## BEGIN SOURCE
Building Hierarchical Vision Model of Objects with Multiple Representations
Building a hierarchical vision model of an object with multiple representations required two steps: decomposing the object into parts/subparts and obtaining appropriate representations, and constructing relational links between decomposed parts/subparts obtained in the first step. We described volume-based decomposition and surface-based decomposition of 3D objects into parts, where the objects were designed by a B-spline based geometric modeler called Alpha_1. Multiple-representation descriptions could be derived for each of these subparts using various techniques such as polygonal approximation , concave/convex, edge direction, curvature extrema and surface normals. For example, subparts of a hammer could be described by two generalized cylinders or one generalized cylinder and one polyhedron.
Recognition of 3-D Objects in Range Images using a Butterfly Multiprocessor
The advent of Multiple Instruction Multiple Data (MIMD) architectures together with the potentially attractive application of range images for object recognition, motivated the development of a successful goal-directed 3-D object recognition system on a 18 node Butterfly multiprocessor. This system, which combined the use of range images, multiprocessing, and rule-based control in a unique manner, provided several new insights and data points into these research areas. First a new method of surface characterization that used a curvature graph was proposed, tested and found that by jointly using information provided by the principal curvatures, the potential existed for uniquely identifying a larger variety of surfaces than had previously been accomplished. Then, a 3-D surface-type data representation, coupled with the depth information available in range images, was used to correctly recognize and interpret occluded scenes. Finally, it was determined that both multiprocessing and a rule-guided/goal-directed search could be successfully combined in an object recognition system. Multiprocessing was employed both at the object level and within objects. This enabled the achievement of near linear speedups for scenes containing fewer objects than the number of available processors.
CAD-Based 3D Object Representation for Robot Vision
There are three key components in the automated manufacturing system shown in the figure : the CAD/CAM (computer-aided design/computer-aided manufacturing) system, the vision system, and the intelligent robot system. The CAD/CAM system supported the design, analysis, and manufacturing of each part of a product. The vision system integrated information from sensors such as TV cameras, laser range finders, tactile and ultrasonic sensors. It provided the robot with information about the working environment and the location, identity, and quality of the designed parts. The intelligent robot aligned the inspected parts and performed assembly operations using tactile and force-torque sensors.
Described is an approach which facilitated and made explicit the organization of the knowledge necessary to map robotic system requirements onto an appropriate assembly of algorithms, processors, sensors, and actuators. We describe a system under development which exploited the Computer Aided Design (CAD) database in order to synthesize: recognition code for vision systems (both 2D and 3D), grasping sites for simple parallel grippers, and manipulation strategies for dextrous manipulation. We used an object based approach and give an example application of the system to CAD-based 2-D vision.
CAD Based 3D Models for Computer Vision
Model based recognition was one of the key paradigms in computer vision and pattern recognition, however, there was an absence of systematic approach for building geometrical and functional model for a large class of 3D objects used in industrial environments. A Computer-Aided Design (CAD) based approach for building 3D models which was be used for the recognition and manipulation of 3D objects for computer vision applications is presented. We present the details of the design on a relatively simple object named “Green Piece” and the complex automobile part, “Renault Piece” used in computer vision and pattern recognition research. We also present examples on the derivation of four different representations (surface points, surface curvatures, edges, arcs and local features, and volumes and sweeps) from the CAD designs so as to build computer vision systems capable of handling multi-class objects and employing multiple representations.
## END SOURCE
## BEGIN THE INPUT
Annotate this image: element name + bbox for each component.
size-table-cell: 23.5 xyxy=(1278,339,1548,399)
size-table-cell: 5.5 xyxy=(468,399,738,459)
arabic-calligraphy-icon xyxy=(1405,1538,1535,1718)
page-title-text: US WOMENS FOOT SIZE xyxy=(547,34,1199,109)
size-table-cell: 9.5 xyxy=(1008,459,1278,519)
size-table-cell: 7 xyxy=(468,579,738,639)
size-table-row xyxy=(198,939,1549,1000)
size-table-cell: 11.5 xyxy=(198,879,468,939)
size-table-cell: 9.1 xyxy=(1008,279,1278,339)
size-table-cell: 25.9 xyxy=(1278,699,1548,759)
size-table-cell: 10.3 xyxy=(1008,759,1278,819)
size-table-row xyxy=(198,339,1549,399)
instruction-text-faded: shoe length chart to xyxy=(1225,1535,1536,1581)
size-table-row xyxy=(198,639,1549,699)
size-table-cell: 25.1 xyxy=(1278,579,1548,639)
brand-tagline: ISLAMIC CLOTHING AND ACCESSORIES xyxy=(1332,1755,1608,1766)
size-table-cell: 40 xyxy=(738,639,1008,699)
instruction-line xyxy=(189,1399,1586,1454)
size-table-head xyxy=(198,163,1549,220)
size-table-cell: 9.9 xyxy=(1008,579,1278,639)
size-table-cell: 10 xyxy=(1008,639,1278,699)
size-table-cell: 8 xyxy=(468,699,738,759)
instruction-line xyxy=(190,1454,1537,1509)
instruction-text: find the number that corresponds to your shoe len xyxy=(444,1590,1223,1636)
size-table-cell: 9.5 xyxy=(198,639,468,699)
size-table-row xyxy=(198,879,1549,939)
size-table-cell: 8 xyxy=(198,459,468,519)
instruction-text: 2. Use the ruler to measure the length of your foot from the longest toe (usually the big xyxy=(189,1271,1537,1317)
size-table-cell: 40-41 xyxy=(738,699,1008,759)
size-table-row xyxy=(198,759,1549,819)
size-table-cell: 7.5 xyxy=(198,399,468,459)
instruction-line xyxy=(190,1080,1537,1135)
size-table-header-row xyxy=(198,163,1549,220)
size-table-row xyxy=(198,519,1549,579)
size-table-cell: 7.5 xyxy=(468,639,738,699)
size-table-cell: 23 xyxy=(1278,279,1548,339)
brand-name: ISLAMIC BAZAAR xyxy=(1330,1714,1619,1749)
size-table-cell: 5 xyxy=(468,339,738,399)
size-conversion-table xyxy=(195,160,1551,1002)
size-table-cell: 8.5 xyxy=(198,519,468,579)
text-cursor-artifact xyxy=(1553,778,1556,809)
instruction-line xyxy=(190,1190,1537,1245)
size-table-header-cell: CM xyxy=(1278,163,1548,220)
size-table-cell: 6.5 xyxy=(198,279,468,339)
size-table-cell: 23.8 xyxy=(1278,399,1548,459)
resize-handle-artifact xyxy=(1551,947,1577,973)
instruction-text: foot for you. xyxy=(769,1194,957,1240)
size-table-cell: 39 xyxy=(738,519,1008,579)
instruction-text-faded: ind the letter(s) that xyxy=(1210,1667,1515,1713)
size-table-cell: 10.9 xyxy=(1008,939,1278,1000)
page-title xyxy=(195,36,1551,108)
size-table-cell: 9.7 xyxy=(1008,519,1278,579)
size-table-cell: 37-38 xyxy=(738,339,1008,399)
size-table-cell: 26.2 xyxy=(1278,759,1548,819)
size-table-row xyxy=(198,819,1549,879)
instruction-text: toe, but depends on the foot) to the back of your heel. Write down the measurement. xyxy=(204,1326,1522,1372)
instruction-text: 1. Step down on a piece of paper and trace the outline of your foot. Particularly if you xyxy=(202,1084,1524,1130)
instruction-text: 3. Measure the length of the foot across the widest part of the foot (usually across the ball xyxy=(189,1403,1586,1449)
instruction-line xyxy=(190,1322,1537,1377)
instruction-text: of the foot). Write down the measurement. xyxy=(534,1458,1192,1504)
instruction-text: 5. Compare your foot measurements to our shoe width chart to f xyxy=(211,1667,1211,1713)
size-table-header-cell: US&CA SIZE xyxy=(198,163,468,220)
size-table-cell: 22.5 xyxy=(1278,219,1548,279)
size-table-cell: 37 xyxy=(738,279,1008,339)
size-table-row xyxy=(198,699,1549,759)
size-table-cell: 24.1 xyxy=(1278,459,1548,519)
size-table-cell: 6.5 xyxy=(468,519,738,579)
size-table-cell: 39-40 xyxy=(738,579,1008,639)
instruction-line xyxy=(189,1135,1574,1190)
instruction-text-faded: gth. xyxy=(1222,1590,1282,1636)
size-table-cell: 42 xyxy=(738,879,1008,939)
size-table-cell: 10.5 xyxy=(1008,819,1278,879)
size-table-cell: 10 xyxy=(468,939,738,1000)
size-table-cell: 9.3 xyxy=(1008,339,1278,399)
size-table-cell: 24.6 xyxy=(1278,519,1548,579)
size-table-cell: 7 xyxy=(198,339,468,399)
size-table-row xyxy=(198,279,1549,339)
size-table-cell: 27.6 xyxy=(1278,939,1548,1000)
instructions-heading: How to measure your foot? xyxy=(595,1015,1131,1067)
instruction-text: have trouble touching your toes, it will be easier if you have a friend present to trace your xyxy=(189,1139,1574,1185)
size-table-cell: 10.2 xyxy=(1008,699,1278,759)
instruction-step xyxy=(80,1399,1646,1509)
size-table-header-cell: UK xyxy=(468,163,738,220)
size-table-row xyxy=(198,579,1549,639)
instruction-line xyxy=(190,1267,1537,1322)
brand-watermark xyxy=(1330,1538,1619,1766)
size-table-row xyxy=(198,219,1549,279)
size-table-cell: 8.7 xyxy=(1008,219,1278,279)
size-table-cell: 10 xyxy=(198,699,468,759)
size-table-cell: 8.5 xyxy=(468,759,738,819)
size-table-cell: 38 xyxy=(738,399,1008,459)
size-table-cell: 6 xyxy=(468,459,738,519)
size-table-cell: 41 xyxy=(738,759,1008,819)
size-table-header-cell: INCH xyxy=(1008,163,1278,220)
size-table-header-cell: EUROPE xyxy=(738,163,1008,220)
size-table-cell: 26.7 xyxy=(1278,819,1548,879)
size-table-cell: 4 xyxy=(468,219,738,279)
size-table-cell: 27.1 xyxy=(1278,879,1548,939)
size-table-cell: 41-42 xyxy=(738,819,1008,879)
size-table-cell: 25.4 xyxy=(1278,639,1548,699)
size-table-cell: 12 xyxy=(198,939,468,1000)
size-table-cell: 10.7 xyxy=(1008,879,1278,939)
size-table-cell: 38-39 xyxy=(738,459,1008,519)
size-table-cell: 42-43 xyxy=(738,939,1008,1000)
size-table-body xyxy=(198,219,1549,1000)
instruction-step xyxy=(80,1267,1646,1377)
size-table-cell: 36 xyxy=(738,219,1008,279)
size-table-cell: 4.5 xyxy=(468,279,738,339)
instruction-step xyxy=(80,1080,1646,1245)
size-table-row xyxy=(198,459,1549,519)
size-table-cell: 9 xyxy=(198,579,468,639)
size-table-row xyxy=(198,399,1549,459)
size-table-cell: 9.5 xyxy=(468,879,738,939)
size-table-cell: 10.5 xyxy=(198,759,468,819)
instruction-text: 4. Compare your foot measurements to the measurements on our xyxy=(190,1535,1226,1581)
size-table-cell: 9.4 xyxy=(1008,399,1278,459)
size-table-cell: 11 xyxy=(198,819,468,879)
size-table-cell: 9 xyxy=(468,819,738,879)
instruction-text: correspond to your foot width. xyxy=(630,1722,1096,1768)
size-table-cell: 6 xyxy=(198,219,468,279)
## END THE INPUT
→ WRITTEN INSTRUCTION 1:
In the records, from their first line through the line containing "size-table-cell: 8 xyxy=(198,459,468,519)", substitute "size-grid-row" for "size-table-row" and give those lines with nothing else changed.
→ WRITTEN INSTRUCTION 2:
Continue the text on CAD-based object models for robot and computer vision from where it stops.

→ EXPECTED OUTPUT 1:
Annotate this image: element name + bbox for each component.
size-table-cell: 23.5 xyxy=(1278,339,1548,399)
size-table-cell: 5.5 xyxy=(468,399,738,459)
arabic-calligraphy-icon xyxy=(1405,1538,1535,1718)
page-title-text: US WOMENS FOOT SIZE xyxy=(547,34,1199,109)
size-table-cell: 9.5 xyxy=(1008,459,1278,519)
size-table-cell: 7 xyxy=(468,579,738,639)
size-grid-row xyxy=(198,939,1549,1000)
size-table-cell: 11.5 xyxy=(198,879,468,939)
size-table-cell: 9.1 xyxy=(1008,279,1278,339)
size-table-cell: 25.9 xyxy=(1278,699,1548,759)
size-table-cell: 10.3 xyxy=(1008,759,1278,819)
size-grid-row xyxy=(198,339,1549,399)
instruction-text-faded: shoe length chart to xyxy=(1225,1535,1536,1581)
size-grid-row xyxy=(198,639,1549,699)
size-table-cell: 25.1 xyxy=(1278,579,1548,639)
brand-tagline: ISLAMIC CLOTHING AND ACCESSORIES xyxy=(1332,1755,1608,1766)
size-table-cell: 40 xyxy=(738,639,1008,699)
instruction-line xyxy=(189,1399,1586,1454)
size-table-head xyxy=(198,163,1549,220)
size-table-cell: 9.9 xyxy=(1008,579,1278,639)
size-table-cell: 10 xyxy=(1008,639,1278,699)
size-table-cell: 8 xyxy=(468,699,738,759)
instruction-line xyxy=(190,1454,1537,1509)
instruction-text: find the number that corresponds to your shoe len xyxy=(444,1590,1223,1636)
size-table-cell: 9.5 xyxy=(198,639,468,699)
size-grid-row xyxy=(198,879,1549,939)
size-table-cell: 8 xyxy=(198,459,468,519)

→ EXPECTED OUTPUT 2:
CAGD-Based 3D Visual Recognition
A coherent automated manufacturing system needed to include CAD/CAM, computer vision, and object manipulation. Most systems which supported CAD/CAM did not provide for vision or manipulation and similarly, vision and manipulation systems incorporated no explicit relation to CAD/CAM models. CAD/CAM systems emerged which allowed the designer to conceive and model an object and automatically manufacture the object to prescribed specifications but if recognition or manipulation was to be performed, existing vision systems relied on models generated in an ad hoc manner for the vision or recognition process. Although both Vision and CAD/CAM systems relied on models of the objects involved, different modeling schemes were used in each case. A more unified system allowed vision models to be generated from the CAD database. We implemented a framework where objects were designed using an existing CAGD system and recognition strategies based on these design models were used for visual recognition and manipulation.
Computer Aided Geometric Design Based 3D Models for Machine Vision
Model based recognition was one of the key paradigms in computer vision and pattern recognition, however, there was an absence of a systematic approach for building geometrical and functional models for a large class of 3D objects used in industrial environments. Presented is a Computer Aided Geometric Design (CAGD) based approach for building 3D models which could be used for the recognition and manipulation of 3D objects for industrial machine vision applications. We present the details of the design on a relatively simple object named “Green Piece”, and the complex automobile “Renault Piece” used in the computer vision and pattern recognition community. An algorithm which used the above geometric design and allowed the points on the surface of the object to be sampled at the desired resolution, thus allowing the construction of multiresolution 3D models, is presented. The resulting data structure of points included coordinates of the points in 3D space, surface normals and information about the neighboring points.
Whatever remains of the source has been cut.